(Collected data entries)
________________

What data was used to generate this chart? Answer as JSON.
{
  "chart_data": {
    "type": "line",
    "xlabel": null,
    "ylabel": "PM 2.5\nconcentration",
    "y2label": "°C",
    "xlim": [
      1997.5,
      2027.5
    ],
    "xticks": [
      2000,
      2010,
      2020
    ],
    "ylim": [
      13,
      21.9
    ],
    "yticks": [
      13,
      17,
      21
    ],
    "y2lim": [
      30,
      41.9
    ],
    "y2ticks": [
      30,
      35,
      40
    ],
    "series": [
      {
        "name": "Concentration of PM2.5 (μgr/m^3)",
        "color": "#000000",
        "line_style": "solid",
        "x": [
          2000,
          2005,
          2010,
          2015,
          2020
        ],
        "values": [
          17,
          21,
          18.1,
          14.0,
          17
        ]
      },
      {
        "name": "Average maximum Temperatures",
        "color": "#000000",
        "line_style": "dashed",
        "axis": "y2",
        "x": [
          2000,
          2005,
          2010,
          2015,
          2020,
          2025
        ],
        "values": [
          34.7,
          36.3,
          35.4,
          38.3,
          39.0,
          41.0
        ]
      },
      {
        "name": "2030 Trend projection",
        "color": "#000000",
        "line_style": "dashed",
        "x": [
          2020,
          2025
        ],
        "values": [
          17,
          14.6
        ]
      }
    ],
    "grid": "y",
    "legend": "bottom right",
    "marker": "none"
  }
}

________________

**WRITTEN TASK:** Copy all data exactly, start to finish.

**OUTPUT BELOW:**
What data was used to generate this chart? Answer as JSON.
{
  "chart_data": {
    "type": "line",
    "xlabel": null,
    "ylabel": "PM 2.5\nconcentration",
    "y2label": "°C",
    "xlim": [
      1997.5,
      2027.5
    ],
    "xticks": [
      2000,
      2010,
      2020
    ],
    "ylim": [
      13,
      21.9
    ],
    "yticks": [
      13,
      17,
      21
    ],
    "y2lim": [
      30,
      41.9
    ],
    "y2ticks": [
      30,
      35,
      40
    ],
    "series": [
      {
        "name": "Concentration of PM2.5 (μgr/m^3)",
        "color": "#000000",
        "line_style": "solid",
        "x": [
          2000,
          2005,
          2010,
          2015,
          2020
        ],
        "values": [
          17,
          21,
          18.1,
          14.0,
          17
        ]
      },
      {
        "name": "Average maximum Temperatures",
        "color": "#000000",
        "line_style": "dashed",
        "axis": "y2",
        "x": [
          2000,
          2005,
          2010,
          2015,
          2020,
          2025
        ],
        "values": [
          34.7,
          36.3,
          35.4,
          38.3,
          39.0,
          41.0
        ]
      },
      {
        "name": "2030 Trend projection",
        "color": "#000000",
        "line_style": "dashed",
        "x": [
          2020,
          2025
        ],
        "values": [
          17,
          14.6
        ]
      }
    ],
    "grid": "y",
    "legend": "bottom right",
    "marker": "none"
  }
}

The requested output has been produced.